=== Set task ===
Where a line in the listing contains the string "через", copy that line out.

=== Record extracts ===

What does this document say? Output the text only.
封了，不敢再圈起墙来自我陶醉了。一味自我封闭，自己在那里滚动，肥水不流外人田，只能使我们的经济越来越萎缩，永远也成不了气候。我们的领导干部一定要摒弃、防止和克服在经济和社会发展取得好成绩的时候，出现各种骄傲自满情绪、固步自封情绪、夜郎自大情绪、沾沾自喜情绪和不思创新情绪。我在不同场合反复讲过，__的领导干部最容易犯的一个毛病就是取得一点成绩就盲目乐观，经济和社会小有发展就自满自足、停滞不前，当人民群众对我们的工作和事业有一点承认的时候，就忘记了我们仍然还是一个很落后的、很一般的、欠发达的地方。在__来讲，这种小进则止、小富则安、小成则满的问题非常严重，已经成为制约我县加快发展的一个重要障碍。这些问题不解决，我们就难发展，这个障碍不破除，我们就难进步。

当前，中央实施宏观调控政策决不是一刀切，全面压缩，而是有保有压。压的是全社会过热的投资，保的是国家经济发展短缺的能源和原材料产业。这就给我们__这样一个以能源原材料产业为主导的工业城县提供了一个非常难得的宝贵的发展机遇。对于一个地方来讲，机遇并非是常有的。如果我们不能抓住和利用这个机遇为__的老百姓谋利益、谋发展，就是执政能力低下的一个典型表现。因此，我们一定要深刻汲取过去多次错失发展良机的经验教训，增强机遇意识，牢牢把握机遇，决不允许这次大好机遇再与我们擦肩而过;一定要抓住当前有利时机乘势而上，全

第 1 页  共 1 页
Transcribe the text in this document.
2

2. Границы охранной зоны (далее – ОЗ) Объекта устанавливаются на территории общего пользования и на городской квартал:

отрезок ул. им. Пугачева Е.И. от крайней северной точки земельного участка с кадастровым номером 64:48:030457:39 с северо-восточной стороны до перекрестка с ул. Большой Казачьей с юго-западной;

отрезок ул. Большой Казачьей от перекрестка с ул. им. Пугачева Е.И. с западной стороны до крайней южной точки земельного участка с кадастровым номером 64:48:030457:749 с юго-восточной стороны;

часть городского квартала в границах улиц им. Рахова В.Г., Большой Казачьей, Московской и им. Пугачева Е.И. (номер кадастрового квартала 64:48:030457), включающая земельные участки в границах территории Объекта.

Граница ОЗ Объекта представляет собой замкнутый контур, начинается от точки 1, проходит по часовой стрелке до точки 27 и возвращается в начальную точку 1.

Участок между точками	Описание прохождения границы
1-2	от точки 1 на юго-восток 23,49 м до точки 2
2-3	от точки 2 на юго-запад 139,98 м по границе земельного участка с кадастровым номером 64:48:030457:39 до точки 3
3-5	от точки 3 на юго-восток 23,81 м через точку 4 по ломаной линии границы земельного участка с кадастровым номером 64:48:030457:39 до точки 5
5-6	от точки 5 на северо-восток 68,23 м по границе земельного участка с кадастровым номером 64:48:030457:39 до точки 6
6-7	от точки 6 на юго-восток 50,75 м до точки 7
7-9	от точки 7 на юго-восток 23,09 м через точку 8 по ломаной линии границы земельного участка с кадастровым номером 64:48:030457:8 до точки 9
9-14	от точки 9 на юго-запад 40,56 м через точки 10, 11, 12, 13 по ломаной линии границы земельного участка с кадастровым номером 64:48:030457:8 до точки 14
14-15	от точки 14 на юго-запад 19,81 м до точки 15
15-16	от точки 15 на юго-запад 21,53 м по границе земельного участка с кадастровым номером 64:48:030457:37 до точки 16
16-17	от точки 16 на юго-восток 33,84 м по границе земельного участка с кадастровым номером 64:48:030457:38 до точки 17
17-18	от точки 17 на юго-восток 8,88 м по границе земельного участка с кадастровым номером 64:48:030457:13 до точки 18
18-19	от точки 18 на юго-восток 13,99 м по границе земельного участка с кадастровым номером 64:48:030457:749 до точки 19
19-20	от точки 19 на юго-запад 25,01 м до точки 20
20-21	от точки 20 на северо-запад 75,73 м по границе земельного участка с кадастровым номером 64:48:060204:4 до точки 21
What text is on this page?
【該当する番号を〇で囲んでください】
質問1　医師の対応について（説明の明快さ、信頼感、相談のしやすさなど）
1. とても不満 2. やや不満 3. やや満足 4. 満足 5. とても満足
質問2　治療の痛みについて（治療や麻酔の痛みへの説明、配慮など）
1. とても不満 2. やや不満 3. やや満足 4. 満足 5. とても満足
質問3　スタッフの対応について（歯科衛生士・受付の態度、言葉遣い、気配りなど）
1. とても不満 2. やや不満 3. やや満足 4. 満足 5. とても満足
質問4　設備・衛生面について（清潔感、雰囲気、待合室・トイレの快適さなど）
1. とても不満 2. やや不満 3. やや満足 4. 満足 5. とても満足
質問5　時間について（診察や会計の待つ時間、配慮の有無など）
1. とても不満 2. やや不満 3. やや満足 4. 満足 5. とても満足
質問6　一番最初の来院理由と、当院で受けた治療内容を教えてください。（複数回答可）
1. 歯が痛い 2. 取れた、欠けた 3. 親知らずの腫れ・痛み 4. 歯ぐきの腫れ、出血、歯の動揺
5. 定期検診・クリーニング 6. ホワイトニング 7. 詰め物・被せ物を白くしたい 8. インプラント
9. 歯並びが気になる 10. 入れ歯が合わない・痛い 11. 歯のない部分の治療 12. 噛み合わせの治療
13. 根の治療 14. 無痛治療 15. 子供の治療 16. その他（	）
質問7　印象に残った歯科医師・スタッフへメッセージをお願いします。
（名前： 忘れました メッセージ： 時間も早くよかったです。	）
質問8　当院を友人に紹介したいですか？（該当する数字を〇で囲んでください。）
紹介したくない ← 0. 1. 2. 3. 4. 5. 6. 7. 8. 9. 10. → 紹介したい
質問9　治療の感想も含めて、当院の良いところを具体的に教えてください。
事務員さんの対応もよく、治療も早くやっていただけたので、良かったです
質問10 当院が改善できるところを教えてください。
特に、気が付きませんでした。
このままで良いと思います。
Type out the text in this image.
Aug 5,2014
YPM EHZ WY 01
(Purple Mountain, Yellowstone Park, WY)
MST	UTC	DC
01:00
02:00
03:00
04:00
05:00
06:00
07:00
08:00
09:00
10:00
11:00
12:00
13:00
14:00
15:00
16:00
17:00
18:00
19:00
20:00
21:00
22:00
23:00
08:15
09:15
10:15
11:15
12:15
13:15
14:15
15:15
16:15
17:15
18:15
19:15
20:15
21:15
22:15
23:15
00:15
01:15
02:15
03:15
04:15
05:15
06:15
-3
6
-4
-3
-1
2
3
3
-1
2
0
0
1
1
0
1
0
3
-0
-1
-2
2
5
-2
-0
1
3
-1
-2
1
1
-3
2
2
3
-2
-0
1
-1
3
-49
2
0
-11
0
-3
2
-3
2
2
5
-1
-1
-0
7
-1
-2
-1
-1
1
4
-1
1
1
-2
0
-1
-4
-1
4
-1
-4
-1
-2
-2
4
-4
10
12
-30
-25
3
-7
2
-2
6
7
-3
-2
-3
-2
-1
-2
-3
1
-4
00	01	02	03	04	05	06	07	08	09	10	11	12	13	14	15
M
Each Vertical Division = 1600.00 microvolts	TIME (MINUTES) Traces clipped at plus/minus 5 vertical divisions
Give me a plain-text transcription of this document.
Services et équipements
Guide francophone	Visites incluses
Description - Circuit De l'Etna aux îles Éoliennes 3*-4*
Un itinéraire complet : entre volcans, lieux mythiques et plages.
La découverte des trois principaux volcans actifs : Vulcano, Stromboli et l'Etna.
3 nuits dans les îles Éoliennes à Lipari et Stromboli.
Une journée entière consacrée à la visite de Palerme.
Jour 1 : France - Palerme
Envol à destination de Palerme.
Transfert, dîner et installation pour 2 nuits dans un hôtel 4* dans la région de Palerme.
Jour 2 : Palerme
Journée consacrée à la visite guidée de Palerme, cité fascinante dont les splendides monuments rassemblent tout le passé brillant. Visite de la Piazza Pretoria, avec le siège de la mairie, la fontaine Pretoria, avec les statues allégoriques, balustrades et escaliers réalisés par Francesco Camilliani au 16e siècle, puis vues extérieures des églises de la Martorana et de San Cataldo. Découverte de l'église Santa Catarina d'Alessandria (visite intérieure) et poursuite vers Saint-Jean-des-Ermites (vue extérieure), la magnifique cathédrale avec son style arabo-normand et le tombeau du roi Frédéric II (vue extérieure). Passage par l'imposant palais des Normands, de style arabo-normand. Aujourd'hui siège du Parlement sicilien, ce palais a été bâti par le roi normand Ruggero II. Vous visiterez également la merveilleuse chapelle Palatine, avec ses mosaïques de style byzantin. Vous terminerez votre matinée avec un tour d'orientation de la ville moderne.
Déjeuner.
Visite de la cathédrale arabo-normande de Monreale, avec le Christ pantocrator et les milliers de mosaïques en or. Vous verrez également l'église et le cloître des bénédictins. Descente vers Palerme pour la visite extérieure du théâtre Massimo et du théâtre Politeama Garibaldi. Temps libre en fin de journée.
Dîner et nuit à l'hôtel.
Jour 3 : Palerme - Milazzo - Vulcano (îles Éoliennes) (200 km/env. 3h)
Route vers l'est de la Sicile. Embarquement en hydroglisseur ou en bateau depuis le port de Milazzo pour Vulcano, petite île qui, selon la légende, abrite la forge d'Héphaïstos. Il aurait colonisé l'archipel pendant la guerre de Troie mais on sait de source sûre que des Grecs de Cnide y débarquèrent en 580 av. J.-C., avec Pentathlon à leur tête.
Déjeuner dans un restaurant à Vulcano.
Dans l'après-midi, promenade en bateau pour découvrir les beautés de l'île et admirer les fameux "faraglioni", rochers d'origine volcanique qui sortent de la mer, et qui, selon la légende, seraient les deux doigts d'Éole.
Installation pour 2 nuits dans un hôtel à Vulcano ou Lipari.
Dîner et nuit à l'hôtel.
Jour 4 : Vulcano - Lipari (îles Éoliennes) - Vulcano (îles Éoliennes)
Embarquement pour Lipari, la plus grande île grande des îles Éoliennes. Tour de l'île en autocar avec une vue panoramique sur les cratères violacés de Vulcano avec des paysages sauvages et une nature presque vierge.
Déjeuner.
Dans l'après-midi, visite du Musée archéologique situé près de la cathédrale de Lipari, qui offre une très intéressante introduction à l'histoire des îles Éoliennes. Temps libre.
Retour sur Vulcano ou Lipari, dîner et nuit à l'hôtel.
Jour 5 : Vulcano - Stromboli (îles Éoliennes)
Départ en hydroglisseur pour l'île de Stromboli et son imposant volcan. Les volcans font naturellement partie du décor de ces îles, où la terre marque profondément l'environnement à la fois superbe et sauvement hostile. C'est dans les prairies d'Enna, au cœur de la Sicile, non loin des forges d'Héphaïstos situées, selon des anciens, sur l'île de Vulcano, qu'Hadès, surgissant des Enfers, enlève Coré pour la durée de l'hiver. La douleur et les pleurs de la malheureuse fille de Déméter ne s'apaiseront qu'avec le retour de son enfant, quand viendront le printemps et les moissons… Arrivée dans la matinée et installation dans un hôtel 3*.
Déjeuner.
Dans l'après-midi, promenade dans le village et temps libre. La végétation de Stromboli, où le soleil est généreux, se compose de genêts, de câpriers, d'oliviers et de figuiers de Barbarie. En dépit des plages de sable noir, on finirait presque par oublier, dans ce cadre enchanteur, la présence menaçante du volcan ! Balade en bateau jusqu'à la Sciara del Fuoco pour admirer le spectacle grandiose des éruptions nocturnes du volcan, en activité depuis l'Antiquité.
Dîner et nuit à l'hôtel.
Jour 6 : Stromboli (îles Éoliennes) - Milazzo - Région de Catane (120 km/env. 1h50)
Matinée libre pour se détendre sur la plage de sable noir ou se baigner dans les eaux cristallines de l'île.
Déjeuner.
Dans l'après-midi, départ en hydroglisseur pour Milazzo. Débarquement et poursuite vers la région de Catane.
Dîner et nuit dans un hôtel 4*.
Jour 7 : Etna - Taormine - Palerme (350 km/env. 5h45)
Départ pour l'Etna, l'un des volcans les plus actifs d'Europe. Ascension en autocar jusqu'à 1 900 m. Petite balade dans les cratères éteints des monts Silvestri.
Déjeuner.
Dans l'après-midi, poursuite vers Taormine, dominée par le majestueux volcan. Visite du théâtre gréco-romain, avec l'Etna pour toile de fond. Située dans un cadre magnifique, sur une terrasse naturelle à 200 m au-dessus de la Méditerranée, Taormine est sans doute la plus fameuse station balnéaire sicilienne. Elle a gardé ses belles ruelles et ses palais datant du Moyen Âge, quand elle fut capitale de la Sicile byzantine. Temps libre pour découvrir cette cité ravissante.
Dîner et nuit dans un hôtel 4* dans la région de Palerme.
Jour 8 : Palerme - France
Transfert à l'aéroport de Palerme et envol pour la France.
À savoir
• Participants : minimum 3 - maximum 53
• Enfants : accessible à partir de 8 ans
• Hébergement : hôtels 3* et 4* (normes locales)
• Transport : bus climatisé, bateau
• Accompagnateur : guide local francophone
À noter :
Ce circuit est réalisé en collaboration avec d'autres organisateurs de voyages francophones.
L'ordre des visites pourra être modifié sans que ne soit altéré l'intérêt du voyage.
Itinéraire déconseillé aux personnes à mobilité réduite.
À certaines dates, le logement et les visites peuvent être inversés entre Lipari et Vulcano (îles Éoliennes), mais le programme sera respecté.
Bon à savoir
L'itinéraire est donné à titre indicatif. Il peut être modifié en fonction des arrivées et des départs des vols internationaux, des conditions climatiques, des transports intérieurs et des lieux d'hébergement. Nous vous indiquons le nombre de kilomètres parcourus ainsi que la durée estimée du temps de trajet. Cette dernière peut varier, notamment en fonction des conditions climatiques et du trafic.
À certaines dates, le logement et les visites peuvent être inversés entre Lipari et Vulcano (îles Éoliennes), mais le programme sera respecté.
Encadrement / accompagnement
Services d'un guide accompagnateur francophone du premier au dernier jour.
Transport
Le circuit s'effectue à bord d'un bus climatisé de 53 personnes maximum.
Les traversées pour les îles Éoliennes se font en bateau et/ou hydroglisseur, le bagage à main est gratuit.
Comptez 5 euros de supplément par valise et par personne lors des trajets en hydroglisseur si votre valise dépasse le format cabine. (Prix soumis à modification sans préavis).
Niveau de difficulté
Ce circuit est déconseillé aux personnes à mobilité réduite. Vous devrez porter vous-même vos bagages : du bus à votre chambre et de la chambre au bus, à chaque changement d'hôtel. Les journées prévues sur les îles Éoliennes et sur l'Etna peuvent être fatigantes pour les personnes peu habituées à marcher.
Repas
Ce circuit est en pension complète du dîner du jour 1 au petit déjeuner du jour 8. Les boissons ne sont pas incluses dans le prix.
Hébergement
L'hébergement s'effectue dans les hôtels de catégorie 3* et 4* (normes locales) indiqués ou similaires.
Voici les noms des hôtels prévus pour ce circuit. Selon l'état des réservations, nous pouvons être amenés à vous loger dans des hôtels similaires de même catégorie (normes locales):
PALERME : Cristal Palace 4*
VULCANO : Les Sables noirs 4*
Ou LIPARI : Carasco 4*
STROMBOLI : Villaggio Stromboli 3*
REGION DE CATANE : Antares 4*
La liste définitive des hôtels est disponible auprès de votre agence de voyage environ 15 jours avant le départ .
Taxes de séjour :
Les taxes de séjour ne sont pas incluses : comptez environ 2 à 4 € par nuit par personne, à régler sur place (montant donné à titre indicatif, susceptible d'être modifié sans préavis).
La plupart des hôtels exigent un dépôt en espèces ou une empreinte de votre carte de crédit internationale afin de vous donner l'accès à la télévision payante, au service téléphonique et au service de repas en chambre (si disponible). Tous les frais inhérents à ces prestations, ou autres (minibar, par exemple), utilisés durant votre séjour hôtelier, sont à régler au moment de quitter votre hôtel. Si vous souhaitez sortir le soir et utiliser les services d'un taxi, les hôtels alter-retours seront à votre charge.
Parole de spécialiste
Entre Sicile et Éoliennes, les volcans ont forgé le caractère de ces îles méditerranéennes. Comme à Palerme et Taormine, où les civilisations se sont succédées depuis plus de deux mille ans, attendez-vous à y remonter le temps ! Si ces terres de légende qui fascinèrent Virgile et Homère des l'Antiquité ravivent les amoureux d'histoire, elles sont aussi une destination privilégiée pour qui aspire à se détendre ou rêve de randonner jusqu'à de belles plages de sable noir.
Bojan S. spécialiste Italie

=== Reply to the task ===
3-5	от точки 3 на юго-восток 23,81 м через точку 4 по ломаной линии границы земельного участка с кадастровым номером 64:48:030457:39 до точки 5
7-9	от точки 7 на юго-восток 23,09 м через точку 8 по ломаной линии границы земельного участка с кадастровым номером 64:48:030457:8 до точки 9
9-14	от точки 9 на юго-запад 40,56 м через точки 10, 11, 12, 13 по ломаной линии границы земельного участка с кадастровым номером 64:48:030457:8 до точки 14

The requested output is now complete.